• _Set task_
Copy out the whole listing exactly as written, leaving the pictures behind.

═════ Rows

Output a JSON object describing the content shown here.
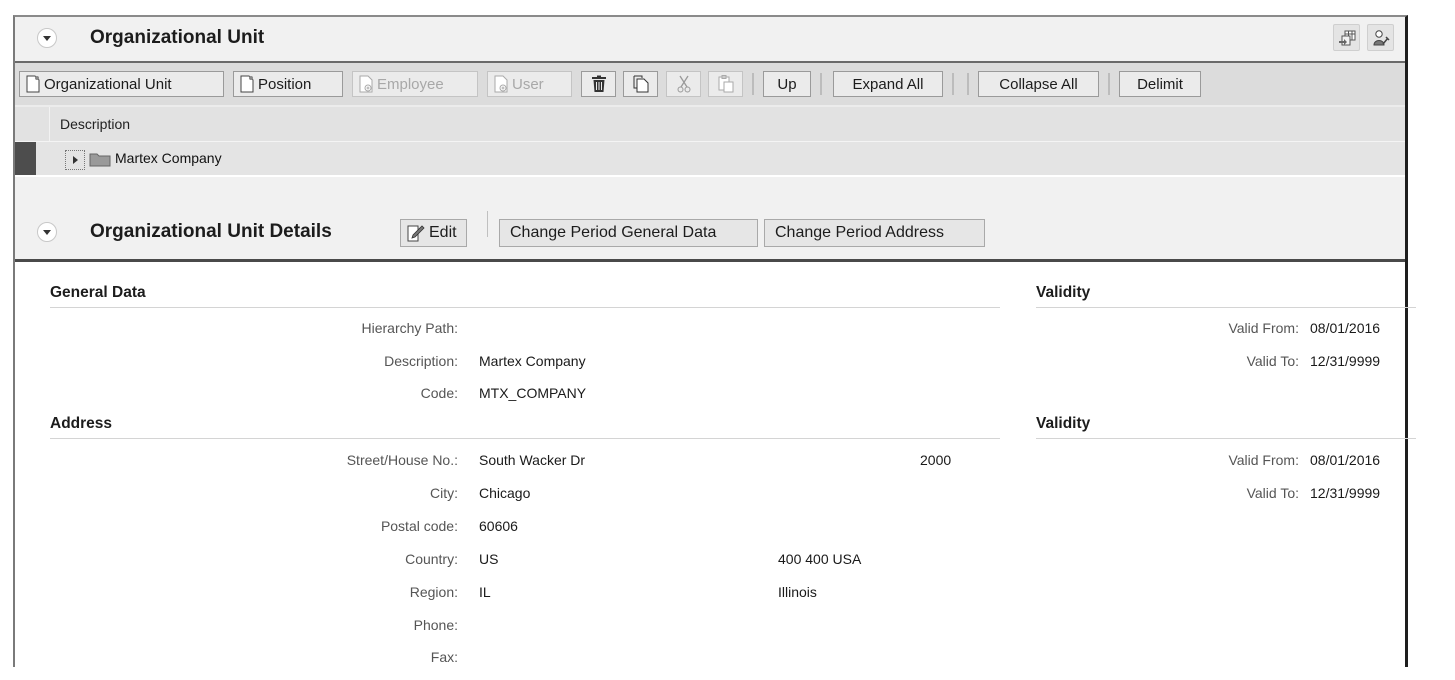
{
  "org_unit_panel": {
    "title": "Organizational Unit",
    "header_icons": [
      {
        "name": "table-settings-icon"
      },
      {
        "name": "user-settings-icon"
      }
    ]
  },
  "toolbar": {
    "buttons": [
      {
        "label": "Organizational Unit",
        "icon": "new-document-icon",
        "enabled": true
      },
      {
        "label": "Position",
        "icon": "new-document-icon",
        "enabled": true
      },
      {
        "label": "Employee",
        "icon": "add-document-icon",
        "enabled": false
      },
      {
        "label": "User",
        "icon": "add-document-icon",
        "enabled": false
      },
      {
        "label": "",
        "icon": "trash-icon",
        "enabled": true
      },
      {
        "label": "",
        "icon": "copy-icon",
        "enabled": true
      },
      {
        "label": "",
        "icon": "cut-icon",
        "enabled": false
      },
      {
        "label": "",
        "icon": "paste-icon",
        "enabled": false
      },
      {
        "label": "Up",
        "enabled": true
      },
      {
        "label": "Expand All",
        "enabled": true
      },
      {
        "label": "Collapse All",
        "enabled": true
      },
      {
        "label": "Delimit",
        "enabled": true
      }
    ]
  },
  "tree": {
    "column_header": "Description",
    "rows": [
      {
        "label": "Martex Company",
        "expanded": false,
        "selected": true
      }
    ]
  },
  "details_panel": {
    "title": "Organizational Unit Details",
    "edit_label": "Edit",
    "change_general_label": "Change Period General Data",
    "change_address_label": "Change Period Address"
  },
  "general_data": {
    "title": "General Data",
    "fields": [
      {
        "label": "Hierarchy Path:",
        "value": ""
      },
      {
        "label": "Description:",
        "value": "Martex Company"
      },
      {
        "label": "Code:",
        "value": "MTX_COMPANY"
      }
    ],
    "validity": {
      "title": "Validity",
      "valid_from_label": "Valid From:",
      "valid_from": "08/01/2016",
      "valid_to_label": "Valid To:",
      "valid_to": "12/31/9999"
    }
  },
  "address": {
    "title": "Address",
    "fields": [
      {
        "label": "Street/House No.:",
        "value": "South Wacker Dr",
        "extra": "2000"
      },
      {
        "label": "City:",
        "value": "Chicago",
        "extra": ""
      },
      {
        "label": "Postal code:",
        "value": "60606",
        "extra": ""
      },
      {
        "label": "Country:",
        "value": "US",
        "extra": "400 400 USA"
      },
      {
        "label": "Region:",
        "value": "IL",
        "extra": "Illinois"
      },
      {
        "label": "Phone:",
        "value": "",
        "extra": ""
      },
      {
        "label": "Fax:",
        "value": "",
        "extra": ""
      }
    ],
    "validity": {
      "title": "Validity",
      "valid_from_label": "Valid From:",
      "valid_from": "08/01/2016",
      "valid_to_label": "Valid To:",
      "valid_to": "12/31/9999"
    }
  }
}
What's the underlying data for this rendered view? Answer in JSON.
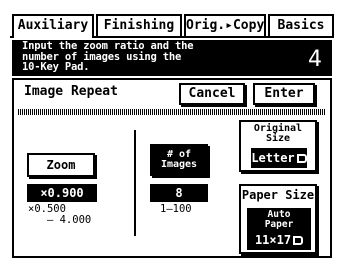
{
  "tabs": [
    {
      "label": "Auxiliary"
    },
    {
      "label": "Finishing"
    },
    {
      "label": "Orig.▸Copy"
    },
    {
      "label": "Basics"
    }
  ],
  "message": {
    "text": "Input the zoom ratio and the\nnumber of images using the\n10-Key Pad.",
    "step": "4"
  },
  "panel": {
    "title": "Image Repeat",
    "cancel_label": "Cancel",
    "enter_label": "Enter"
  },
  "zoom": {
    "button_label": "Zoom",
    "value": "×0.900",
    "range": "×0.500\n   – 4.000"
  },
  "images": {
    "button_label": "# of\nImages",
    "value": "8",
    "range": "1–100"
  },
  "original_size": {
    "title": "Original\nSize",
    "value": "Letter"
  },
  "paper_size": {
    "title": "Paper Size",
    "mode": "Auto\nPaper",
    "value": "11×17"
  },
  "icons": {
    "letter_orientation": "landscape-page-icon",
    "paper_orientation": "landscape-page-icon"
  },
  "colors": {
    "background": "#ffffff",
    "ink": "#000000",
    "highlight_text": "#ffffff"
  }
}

══════════

• _Output_
Output a JSON object describing the content shown here.
{
  "org_unit_panel": {
    "title": "Organizational Unit",
    "header_icons": [
      {
        "name": "table-settings-icon"
      },
      {
        "name": "user-settings-icon"
      }
    ]
  },
  "toolbar": {
    "buttons": [
      {
        "label": "Organizational Unit",
        "icon": "new-document-icon",
        "enabled": true
      },
      {
        "label": "Position",
        "icon": "new-document-icon",
        "enabled": true
      },
      {
        "label": "Employee",
        "icon": "add-document-icon",
        "enabled": false
      },
      {
        "label": "User",
        "icon": "add-document-icon",
        "enabled": false
      },
      {
        "label": "",
        "icon": "trash-icon",
        "enabled": true
      },
      {
        "label": "",
        "icon": "copy-icon",
        "enabled": true
      },
      {
        "label": "",
        "icon": "cut-icon",
        "enabled": false
      },
      {
        "label": "",
        "icon": "paste-icon",
        "enabled": false
      },
      {
        "label": "Up",
        "enabled": true
      },
      {
        "label": "Expand All",
        "enabled": true
      },
      {
        "label": "Collapse All",
        "enabled": true
      },
      {
        "label": "Delimit",
        "enabled": true
      }
    ]
  },
  "tree": {
    "column_header": "Description",
    "rows": [
      {
        "label": "Martex Company",
        "expanded": false,
        "selected": true
      }
    ]
  },
  "details_panel": {
    "title": "Organizational Unit Details",
    "edit_label": "Edit",
    "change_general_label": "Change Period General Data",
    "change_address_label": "Change Period Address"
  },
  "general_data": {
    "title": "General Data",
    "fields": [
      {
        "label": "Hierarchy Path:",
        "value": ""
      },
      {
        "label": "Description:",
        "value": "Martex Company"
      },
      {
        "label": "Code:",
        "value": "MTX_COMPANY"
      }
    ],
    "validity": {
      "title": "Validity",
      "valid_from_label": "Valid From:",
      "valid_from": "08/01/2016",
      "valid_to_label": "Valid To:",
      "valid_to": "12/31/9999"
    }
  },
  "address": {
    "title": "Address",
    "fields": [
      {
        "label": "Street/House No.:",
        "value": "South Wacker Dr",
        "extra": "2000"
      },
      {
        "label": "City:",
        "value": "Chicago",
        "extra": ""
      },
      {
        "label": "Postal code:",
        "value": "60606",
        "extra": ""
      },
      {
        "label": "Country:",
        "value": "US",
        "extra": "400 400 USA"
      },
      {
        "label": "Region:",
        "value": "IL",
        "extra": "Illinois"
      },
      {
        "label": "Phone:",
        "value": "",
        "extra": ""
      },
      {
        "label": "Fax:",
        "value": "",
        "extra": ""
      }
    ],
    "validity": {
      "title": "Validity",
      "valid_from_label": "Valid From:",
      "valid_from": "08/01/2016",
      "valid_to_label": "Valid To:",
      "valid_to": "12/31/9999"
    }
  }
}
What's the underlying data for this rendered view? Answer in JSON.
{
  "tabs": [
    {
      "label": "Auxiliary"
    },
    {
      "label": "Finishing"
    },
    {
      "label": "Orig.▸Copy"
    },
    {
      "label": "Basics"
    }
  ],
  "message": {
    "text": "Input the zoom ratio and the\nnumber of images using the\n10-Key Pad.",
    "step": "4"
  },
  "panel": {
    "title": "Image Repeat",
    "cancel_label": "Cancel",
    "enter_label": "Enter"
  },
  "zoom": {
    "button_label": "Zoom",
    "value": "×0.900",
    "range": "×0.500\n   – 4.000"
  },
  "images": {
    "button_label": "# of\nImages",
    "value": "8",
    "range": "1–100"
  },
  "original_size": {
    "title": "Original\nSize",
    "value": "Letter"
  },
  "paper_size": {
    "title": "Paper Size",
    "mode": "Auto\nPaper",
    "value": "11×17"
  },
  "icons": {
    "letter_orientation": "landscape-page-icon",
    "paper_orientation": "landscape-page-icon"
  },
  "colors": {
    "background": "#ffffff",
    "ink": "#000000",
    "highlight_text": "#ffffff"
  }
}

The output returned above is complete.